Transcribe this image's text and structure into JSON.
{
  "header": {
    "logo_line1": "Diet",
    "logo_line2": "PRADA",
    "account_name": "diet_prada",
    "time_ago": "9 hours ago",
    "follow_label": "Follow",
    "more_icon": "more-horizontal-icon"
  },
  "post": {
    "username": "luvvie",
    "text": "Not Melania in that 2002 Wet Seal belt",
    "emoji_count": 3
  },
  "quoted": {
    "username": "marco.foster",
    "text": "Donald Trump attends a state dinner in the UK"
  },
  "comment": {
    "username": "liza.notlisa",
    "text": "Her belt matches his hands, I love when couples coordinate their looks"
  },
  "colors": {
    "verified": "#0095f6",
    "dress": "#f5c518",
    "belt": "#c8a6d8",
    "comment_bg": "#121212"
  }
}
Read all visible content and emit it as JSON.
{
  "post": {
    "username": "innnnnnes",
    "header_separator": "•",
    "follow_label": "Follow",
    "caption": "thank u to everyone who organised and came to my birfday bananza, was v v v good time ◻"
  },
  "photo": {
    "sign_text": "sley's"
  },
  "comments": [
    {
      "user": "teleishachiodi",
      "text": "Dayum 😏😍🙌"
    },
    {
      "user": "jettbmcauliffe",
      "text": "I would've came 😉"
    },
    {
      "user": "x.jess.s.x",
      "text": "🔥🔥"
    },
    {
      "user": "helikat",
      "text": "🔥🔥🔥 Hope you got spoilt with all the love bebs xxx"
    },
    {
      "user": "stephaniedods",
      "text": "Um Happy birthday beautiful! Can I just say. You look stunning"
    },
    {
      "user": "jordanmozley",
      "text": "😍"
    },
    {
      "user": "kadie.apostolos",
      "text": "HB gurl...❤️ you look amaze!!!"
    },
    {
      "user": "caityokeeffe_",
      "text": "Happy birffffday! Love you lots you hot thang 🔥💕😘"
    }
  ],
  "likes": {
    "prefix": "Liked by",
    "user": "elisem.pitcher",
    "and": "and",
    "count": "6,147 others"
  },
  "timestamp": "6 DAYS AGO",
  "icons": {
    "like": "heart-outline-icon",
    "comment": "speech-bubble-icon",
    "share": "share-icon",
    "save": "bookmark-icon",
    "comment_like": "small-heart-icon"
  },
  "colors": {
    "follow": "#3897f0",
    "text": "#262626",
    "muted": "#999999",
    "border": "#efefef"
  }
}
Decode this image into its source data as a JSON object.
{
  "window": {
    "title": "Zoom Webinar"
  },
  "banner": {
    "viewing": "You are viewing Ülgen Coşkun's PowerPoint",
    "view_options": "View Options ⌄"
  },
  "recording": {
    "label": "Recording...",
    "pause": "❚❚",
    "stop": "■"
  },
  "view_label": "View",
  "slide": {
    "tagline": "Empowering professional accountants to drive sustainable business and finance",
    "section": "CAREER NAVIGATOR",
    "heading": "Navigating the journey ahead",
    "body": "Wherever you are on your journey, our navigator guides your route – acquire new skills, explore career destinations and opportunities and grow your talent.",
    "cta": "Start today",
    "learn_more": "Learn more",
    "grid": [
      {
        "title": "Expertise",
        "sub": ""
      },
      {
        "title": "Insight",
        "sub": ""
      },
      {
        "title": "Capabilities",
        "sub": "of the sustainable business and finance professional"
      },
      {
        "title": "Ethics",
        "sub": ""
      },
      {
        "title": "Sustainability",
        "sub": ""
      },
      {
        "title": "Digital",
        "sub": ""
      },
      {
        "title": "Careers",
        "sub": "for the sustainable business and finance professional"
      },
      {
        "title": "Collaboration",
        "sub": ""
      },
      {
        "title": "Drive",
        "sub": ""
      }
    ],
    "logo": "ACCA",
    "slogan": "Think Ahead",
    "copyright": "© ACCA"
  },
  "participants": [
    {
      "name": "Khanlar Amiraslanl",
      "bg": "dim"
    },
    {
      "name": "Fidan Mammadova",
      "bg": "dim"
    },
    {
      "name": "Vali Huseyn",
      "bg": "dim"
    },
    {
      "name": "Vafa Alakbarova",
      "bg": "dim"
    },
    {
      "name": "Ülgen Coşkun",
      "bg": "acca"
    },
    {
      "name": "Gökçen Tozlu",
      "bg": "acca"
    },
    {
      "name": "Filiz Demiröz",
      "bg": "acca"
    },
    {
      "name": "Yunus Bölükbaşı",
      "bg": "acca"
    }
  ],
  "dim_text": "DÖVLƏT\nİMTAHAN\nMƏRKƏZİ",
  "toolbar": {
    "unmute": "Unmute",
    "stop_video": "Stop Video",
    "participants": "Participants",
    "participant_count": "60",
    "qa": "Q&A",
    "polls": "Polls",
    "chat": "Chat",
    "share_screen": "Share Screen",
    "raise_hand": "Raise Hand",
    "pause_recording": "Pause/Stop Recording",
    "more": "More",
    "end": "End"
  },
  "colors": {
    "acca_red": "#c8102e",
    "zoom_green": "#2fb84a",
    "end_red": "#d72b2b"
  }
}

Your objective: State how many lines include the string "participants", and nothing more.

Response to this task: 2